Dataset items
+++
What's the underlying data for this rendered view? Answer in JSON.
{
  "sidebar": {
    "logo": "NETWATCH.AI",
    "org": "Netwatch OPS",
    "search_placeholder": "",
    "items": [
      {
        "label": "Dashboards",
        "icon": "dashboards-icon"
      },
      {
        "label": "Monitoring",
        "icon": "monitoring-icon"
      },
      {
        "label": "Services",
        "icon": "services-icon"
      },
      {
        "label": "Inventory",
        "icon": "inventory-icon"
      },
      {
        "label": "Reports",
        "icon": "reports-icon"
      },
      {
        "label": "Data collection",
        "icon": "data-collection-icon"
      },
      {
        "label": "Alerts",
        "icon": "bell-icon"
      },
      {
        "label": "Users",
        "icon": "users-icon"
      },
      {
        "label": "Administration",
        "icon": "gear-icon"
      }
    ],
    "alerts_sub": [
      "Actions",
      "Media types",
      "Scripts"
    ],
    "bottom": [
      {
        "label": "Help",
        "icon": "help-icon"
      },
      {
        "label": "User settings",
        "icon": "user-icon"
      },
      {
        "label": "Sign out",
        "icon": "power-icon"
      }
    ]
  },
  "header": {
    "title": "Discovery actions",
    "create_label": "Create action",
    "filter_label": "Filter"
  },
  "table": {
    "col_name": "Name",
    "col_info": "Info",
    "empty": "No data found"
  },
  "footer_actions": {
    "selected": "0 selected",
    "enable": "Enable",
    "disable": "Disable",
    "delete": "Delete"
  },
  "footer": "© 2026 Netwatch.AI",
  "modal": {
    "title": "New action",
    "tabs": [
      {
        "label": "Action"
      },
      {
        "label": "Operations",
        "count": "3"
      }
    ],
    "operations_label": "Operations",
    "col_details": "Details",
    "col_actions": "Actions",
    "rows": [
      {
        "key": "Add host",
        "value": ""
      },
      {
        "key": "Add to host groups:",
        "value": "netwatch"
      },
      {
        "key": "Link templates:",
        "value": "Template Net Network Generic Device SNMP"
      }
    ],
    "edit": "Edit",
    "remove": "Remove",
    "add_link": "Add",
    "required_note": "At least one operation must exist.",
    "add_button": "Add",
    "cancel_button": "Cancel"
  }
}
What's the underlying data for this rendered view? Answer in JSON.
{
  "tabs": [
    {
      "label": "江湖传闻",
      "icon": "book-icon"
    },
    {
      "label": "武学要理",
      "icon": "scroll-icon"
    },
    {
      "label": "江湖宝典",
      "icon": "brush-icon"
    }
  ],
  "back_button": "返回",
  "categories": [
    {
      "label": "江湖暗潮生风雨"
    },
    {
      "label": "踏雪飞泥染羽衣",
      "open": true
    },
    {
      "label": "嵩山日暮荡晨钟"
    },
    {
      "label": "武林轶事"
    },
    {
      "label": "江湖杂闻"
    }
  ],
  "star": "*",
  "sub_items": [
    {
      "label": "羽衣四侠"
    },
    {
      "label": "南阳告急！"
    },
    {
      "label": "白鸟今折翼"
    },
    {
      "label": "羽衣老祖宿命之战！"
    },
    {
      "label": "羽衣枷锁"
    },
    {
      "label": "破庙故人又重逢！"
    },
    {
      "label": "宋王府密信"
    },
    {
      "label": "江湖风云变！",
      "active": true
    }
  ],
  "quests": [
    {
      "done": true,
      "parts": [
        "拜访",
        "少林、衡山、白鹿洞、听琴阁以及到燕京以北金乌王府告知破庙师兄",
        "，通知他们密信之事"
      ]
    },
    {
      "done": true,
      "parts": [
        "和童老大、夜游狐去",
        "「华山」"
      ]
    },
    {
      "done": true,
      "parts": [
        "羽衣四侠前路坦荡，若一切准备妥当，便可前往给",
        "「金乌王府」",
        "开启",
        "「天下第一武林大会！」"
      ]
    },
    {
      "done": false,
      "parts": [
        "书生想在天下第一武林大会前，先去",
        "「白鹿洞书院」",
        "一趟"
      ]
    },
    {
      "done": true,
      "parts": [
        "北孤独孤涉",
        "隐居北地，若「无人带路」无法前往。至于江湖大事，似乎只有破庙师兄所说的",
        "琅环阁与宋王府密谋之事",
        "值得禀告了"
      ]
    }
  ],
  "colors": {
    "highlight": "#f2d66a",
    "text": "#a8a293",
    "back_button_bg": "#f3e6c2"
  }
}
+++
WHAT IS BEING ASKED: Repeat the data exactly. Leave nothing out.

OUTPUT FOR THIS EXERCISE:
What's the underlying data for this rendered view? Answer in JSON.
{
  "sidebar": {
    "logo": "NETWATCH.AI",
    "org": "Netwatch OPS",
    "search_placeholder": "",
    "items": [
      {
        "label": "Dashboards",
        "icon": "dashboards-icon"
      },
      {
        "label": "Monitoring",
        "icon": "monitoring-icon"
      },
      {
        "label": "Services",
        "icon": "services-icon"
      },
      {
        "label": "Inventory",
        "icon": "inventory-icon"
      },
      {
        "label": "Reports",
        "icon": "reports-icon"
      },
      {
        "label": "Data collection",
        "icon": "data-collection-icon"
      },
      {
        "label": "Alerts",
        "icon": "bell-icon"
      },
      {
        "label": "Users",
        "icon": "users-icon"
      },
      {
        "label": "Administration",
        "icon": "gear-icon"
      }
    ],
    "alerts_sub": [
      "Actions",
      "Media types",
      "Scripts"
    ],
    "bottom": [
      {
        "label": "Help",
        "icon": "help-icon"
      },
      {
        "label": "User settings",
        "icon": "user-icon"
      },
      {
        "label": "Sign out",
        "icon": "power-icon"
      }
    ]
  },
  "header": {
    "title": "Discovery actions",
    "create_label": "Create action",
    "filter_label": "Filter"
  },
  "table": {
    "col_name": "Name",
    "col_info": "Info",
    "empty": "No data found"
  },
  "footer_actions": {
    "selected": "0 selected",
    "enable": "Enable",
    "disable": "Disable",
    "delete": "Delete"
  },
  "footer": "© 2026 Netwatch.AI",
  "modal": {
    "title": "New action",
    "tabs": [
      {
        "label": "Action"
      },
      {
        "label": "Operations",
        "count": "3"
      }
    ],
    "operations_label": "Operations",
    "col_details": "Details",
    "col_actions": "Actions",
    "rows": [
      {
        "key": "Add host",
        "value": ""
      },
      {
        "key": "Add to host groups:",
        "value": "netwatch"
      },
      {
        "key": "Link templates:",
        "value": "Template Net Network Generic Device SNMP"
      }
    ],
    "edit": "Edit",
    "remove": "Remove",
    "add_link": "Add",
    "required_note": "At least one operation must exist.",
    "add_button": "Add",
    "cancel_button": "Cancel"
  }
}
What's the underlying data for this rendered view? Answer in JSON.
{
  "tabs": [
    {
      "label": "江湖传闻",
      "icon": "book-icon"
    },
    {
      "label": "武学要理",
      "icon": "scroll-icon"
    },
    {
      "label": "江湖宝典",
      "icon": "brush-icon"
    }
  ],
  "back_button": "返回",
  "categories": [
    {
      "label": "江湖暗潮生风雨"
    },
    {
      "label": "踏雪飞泥染羽衣",
      "open": true
    },
    {
      "label": "嵩山日暮荡晨钟"
    },
    {
      "label": "武林轶事"
    },
    {
      "label": "江湖杂闻"
    }
  ],
  "star": "*",
  "sub_items": [
    {
      "label": "羽衣四侠"
    },
    {
      "label": "南阳告急！"
    },
    {
      "label": "白鸟今折翼"
    },
    {
      "label": "羽衣老祖宿命之战！"
    },
    {
      "label": "羽衣枷锁"
    },
    {
      "label": "破庙故人又重逢！"
    },
    {
      "label": "宋王府密信"
    },
    {
      "label": "江湖风云变！",
      "active": true
    }
  ],
  "quests": [
    {
      "done": true,
      "parts": [
        "拜访",
        "少林、衡山、白鹿洞、听琴阁以及到燕京以北金乌王府告知破庙师兄",
        "，通知他们密信之事"
      ]
    },
    {
      "done": true,
      "parts": [
        "和童老大、夜游狐去",
        "「华山」"
      ]
    },
    {
      "done": true,
      "parts": [
        "羽衣四侠前路坦荡，若一切准备妥当，便可前往给",
        "「金乌王府」",
        "开启",
        "「天下第一武林大会！」"
      ]
    },
    {
      "done": false,
      "parts": [
        "书生想在天下第一武林大会前，先去",
        "「白鹿洞书院」",
        "一趟"
      ]
    },
    {
      "done": true,
      "parts": [
        "北孤独孤涉",
        "隐居北地，若「无人带路」无法前往。至于江湖大事，似乎只有破庙师兄所说的",
        "琅环阁与宋王府密谋之事",
        "值得禀告了"
      ]
    }
  ],
  "colors": {
    "highlight": "#f2d66a",
    "text": "#a8a293",
    "back_button_bg": "#f3e6c2"
  }
}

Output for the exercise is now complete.